--- Start ---

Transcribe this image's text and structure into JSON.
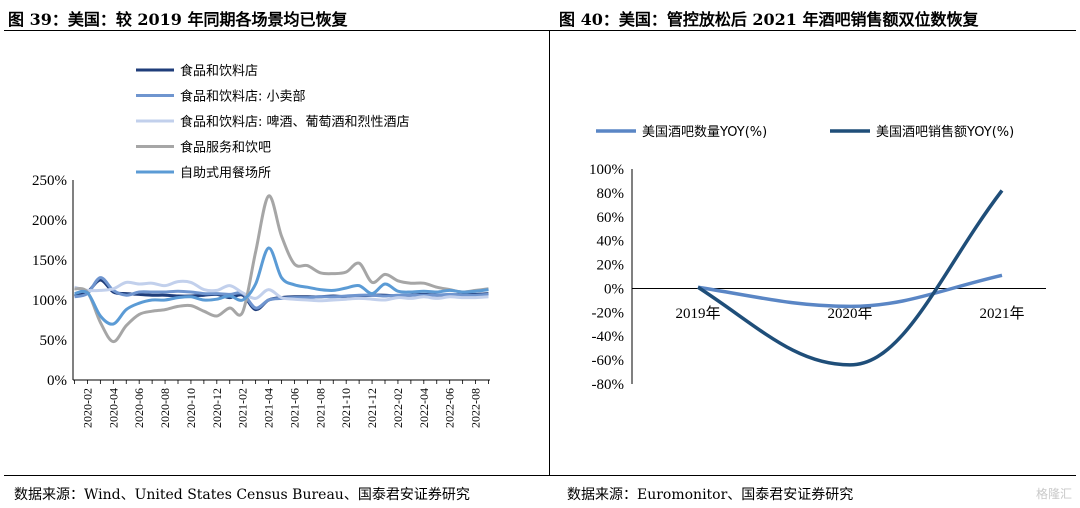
{
  "left_panel": {
    "title": "图 39：美国：较 2019 年同期各场景均已恢复",
    "source": "数据来源：Wind、United States Census Bureau、国泰君安证券研究"
  },
  "right_panel": {
    "title": "图 40：美国：管控放松后 2021 年酒吧销售额双位数恢复",
    "source": "数据来源：Euromonitor、国泰君安证券研究"
  },
  "watermark": "格隆汇",
  "chart_data": [
    {
      "type": "line",
      "title": "",
      "xlabel": "",
      "ylabel": "",
      "ylim": [
        0,
        250
      ],
      "y_unit": "%",
      "yticks": [
        "0%",
        "50%",
        "100%",
        "150%",
        "200%",
        "250%"
      ],
      "x": [
        "2020-01",
        "2020-02",
        "2020-03",
        "2020-04",
        "2020-05",
        "2020-06",
        "2020-07",
        "2020-08",
        "2020-09",
        "2020-10",
        "2020-11",
        "2020-12",
        "2021-01",
        "2021-02",
        "2021-03",
        "2021-04",
        "2021-05",
        "2021-06",
        "2021-07",
        "2021-08",
        "2021-09",
        "2021-10",
        "2021-11",
        "2021-12",
        "2022-01",
        "2022-02",
        "2022-03",
        "2022-04",
        "2022-05",
        "2022-06",
        "2022-07",
        "2022-08",
        "2022-09"
      ],
      "xticks": [
        "2020-02",
        "2020-04",
        "2020-06",
        "2020-08",
        "2020-10",
        "2020-12",
        "2021-02",
        "2021-04",
        "2021-06",
        "2021-08",
        "2021-10",
        "2021-12",
        "2022-02",
        "2022-04",
        "2022-06",
        "2022-08"
      ],
      "legend_position": "top-left",
      "series": [
        {
          "name": "食品和饮料店",
          "color": "#1f3d7a",
          "values": [
            105,
            110,
            125,
            110,
            108,
            107,
            106,
            106,
            105,
            105,
            106,
            107,
            103,
            106,
            88,
            100,
            103,
            104,
            104,
            104,
            105,
            104,
            105,
            106,
            106,
            105,
            106,
            107,
            106,
            106,
            107,
            107,
            108
          ]
        },
        {
          "name": "食品和饮料店: 小卖部",
          "color": "#6f95cf",
          "values": [
            104,
            108,
            128,
            112,
            106,
            110,
            110,
            110,
            111,
            110,
            108,
            108,
            107,
            108,
            90,
            100,
            102,
            103,
            103,
            104,
            104,
            105,
            106,
            106,
            105,
            106,
            106,
            106,
            106,
            107,
            106,
            106,
            107
          ]
        },
        {
          "name": "食品和饮料店: 啤酒、葡萄酒和烈性酒店",
          "color": "#c2d0ec",
          "values": [
            116,
            112,
            112,
            114,
            122,
            120,
            121,
            118,
            123,
            122,
            113,
            112,
            118,
            109,
            102,
            113,
            103,
            101,
            100,
            99,
            100,
            101,
            102,
            101,
            100,
            103,
            102,
            104,
            102,
            104,
            103,
            103,
            104
          ]
        },
        {
          "name": "食品服务和饮吧",
          "color": "#a6a6a6",
          "values": [
            114,
            110,
            72,
            48,
            68,
            82,
            86,
            88,
            92,
            93,
            86,
            80,
            90,
            85,
            160,
            230,
            180,
            145,
            143,
            134,
            133,
            135,
            146,
            122,
            132,
            124,
            121,
            121,
            116,
            113,
            110,
            112,
            114
          ]
        },
        {
          "name": "自助式用餐场所",
          "color": "#5b9bd5",
          "values": [
            108,
            109,
            80,
            70,
            88,
            96,
            100,
            100,
            103,
            104,
            100,
            101,
            105,
            100,
            120,
            165,
            128,
            119,
            116,
            113,
            112,
            115,
            118,
            108,
            120,
            111,
            110,
            111,
            110,
            112,
            110,
            111,
            113
          ]
        }
      ]
    },
    {
      "type": "line",
      "title": "",
      "xlabel": "",
      "ylabel": "",
      "ylim": [
        -80,
        100
      ],
      "y_unit": "%",
      "yticks": [
        "-80%",
        "-60%",
        "-40%",
        "-20%",
        "0%",
        "20%",
        "40%",
        "60%",
        "80%",
        "100%"
      ],
      "categories": [
        "2019年",
        "2020年",
        "2021年"
      ],
      "legend_position": "top",
      "series": [
        {
          "name": "美国酒吧数量YOY(%)",
          "color": "#5a86c5",
          "values": [
            1,
            -15,
            11
          ]
        },
        {
          "name": "美国酒吧销售额YOY(%)",
          "color": "#1f4e79",
          "values": [
            1,
            -64,
            82
          ]
        }
      ]
    }
  ]
}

--- End ---

Set exercise:
Copy, from the material above, each line in which the string "source" occurs.

Final result:
    "source": "数据来源：Wind、United States Census Bureau、国泰君安证券研究"
    "source": "数据来源：Euromonitor、国泰君安证券研究"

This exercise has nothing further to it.